## [Aufgabe 1]
Gib aus dem Text über die neuen Spiegel-Projekte ein Stück wortgetreu wieder. Fang bei den Worten „Gemeinsam mit den“ an und hör nach „nicht zu greifen.“ auf.
## [Aufgabe 2]
Schreib den Text über die neuen Spiegel-Projekte weiter, und zwar direkt nach seinem letzten Satz.

## [Textabschnitt]
———

Gemeinsam mit den Chefredakteuren Klaus Brinkbäumer und Florian Harms plant Hass, 15 Projekte aufzusetzen. Dazu gehören unter anderem eine digitale Abendzeitung, eine Bezahlschranke sowie ein Innovationslab, das Ideen für neue Produkte hervorbringen soll. Vor allem auf eine digitale Abendzeitung setzt Brinkbäumer große Hoffung. Sie könnte möglicherweise in deutscher und englischer Sprache erscheinen. In die neuen Projekte will Thomas Hass einen mittleren einstelligen Millionenbetrag investieren. In die gut gefüllte Kriegskasse beabsichtigt der Geschäftsführer nicht zu greifen.
Um die Erlösseite zu verbessern, will Brinkbäumer noch in diesem Jahr die Bezahlschranke bei Spiegel Online senken. Wie die geplante Paywall aber am Ende aussieht, ließ Brinkbäumer offen. Vor das Webportal solle aber kein Vorhängeschloss gehängt werden, um die Klickraten und damit die Werbeerlöse nicht zu gefährden. Auch die Spiegel-App sowie Spiegel Online International sollen moderner werden. In die geplanten Projekte sind alle Redaktionen, die Dokumentation sowie Verlagsabteilungen eingebunden. „Wir werden unsere Kernprodukte weiterentwickeln, neue digitale Angebote auf den Markt bringen und neue Wege zu unseren Lesern und Nutzern erschließen“, erklärt Hass.

———

## [Datensatz]
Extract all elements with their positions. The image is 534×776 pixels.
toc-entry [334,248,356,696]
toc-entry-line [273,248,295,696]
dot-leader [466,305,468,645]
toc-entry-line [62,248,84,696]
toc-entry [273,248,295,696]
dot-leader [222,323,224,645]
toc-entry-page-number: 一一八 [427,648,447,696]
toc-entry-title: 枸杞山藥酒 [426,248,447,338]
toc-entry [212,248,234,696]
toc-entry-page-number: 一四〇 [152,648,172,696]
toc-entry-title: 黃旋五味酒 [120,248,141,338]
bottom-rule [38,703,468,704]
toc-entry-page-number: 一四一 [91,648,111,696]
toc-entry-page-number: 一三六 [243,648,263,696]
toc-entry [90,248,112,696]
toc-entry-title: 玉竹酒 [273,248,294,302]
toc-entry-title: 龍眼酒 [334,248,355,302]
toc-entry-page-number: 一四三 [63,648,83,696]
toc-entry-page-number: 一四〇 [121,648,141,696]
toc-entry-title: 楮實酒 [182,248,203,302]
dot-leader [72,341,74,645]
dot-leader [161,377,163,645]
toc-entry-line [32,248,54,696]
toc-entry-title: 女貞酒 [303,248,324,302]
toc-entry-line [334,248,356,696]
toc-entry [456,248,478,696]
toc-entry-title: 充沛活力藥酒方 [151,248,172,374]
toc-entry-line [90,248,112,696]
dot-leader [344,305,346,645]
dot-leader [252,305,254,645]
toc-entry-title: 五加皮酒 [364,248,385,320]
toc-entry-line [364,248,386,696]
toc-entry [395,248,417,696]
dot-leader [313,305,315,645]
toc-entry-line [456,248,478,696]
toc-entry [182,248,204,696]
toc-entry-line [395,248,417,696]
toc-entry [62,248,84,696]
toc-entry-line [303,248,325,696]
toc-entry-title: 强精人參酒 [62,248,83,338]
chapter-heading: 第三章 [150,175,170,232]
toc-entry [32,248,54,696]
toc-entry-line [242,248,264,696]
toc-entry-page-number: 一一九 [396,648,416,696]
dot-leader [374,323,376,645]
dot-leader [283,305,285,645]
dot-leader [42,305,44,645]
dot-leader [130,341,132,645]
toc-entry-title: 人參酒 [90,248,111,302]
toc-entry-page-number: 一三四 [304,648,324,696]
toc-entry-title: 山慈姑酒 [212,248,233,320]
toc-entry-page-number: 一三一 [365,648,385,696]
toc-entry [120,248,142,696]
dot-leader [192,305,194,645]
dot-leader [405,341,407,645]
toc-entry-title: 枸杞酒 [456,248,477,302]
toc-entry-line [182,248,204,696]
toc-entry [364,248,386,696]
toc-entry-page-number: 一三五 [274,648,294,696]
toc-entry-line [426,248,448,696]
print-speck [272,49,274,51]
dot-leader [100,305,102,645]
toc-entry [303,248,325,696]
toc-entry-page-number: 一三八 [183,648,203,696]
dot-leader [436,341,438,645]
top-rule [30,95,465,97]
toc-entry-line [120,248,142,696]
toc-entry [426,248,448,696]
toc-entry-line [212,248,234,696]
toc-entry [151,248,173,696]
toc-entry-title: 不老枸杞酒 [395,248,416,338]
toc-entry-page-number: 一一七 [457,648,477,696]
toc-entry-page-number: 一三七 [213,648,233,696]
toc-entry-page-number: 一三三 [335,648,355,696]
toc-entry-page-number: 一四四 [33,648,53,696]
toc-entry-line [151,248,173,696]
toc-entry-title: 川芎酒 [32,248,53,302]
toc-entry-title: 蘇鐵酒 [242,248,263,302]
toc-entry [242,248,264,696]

———

## [Richtige Antwort 1]
Gemeinsam mit den Chefredakteuren Klaus Brinkbäumer und Florian Harms plant Hass, 15 Projekte aufzusetzen. Dazu gehören unter anderem eine digitale Abendzeitung, eine Bezahlschranke sowie ein Innovationslab, das Ideen für neue Produkte hervorbringen soll. Vor allem auf eine digitale Abendzeitung setzt Brinkbäumer große Hoffung. Sie könnte möglicherweise in deutscher und englischer Sprache erscheinen. In die neuen Projekte will Thomas Hass einen mittleren einstelligen Millionenbetrag investieren. In die gut gefüllte Kriegskasse beabsichtigt der Geschäftsführer nicht zu greifen.

## [Richtige Antwort 2]
Sanfte Korrekturen beim Printprodukt nimmt Brinkbäumer mit der nächsten Ausgabe am 20. Juni vor. Künftig stellt er die "Spiegel"-Titelgeschichten an den Anfang des Heftes, um den Lesern den Einstieg in das unter Auflagenrückgängen leidende Printheft zu erleichtern. Ein weiteres großes Schwerpunkt-Thema soll zudem das Nachrichtenmagazin noch attraktiver machen. Leserbriefe würden hingegen an das Heftende geschoben. Unter den Artikeln stünden künftig Mailadressen, um den Leser enger in Kontakt zu treten.
Die geplanten Vorhaben reichen aber offenbar nicht aus, um die Ertragslage des mittelständisch geprägten Medienhauses nachhaltig zu verbessern. Hass tritt daher bei den Sach- und Personalkosten kräftig auf die Kostenbremse. Der Geschäftsführer plant, dauerhaft eine Summe von 15 Millionen Euro einzusparen. Wie viel von diesem Betrag auf Sach- und Personalkosten entfallen, will er nicht sagen. Klar ist aber, dass wohl ein Stellenabbau im Raum steht, um das anvisierte Sparziel umzusetzen. Betriebsbedingte Kündigungen schließt Hass nicht aus. Auch die Redaktionen könnten von Personalmaßnahmen betroffen sein. Eine Möglichkeit sei aber auch, dass die Belegschaft insgesamt auf einen Teil ihres Gehaltes verzichtet, um Kündigungen zu vermeiden. Alle Optionen würden mit dem Betriebsrat besprochen, heißt es. Das Unternehmen beschäftigt mehr als 1100 Mitarbeiter.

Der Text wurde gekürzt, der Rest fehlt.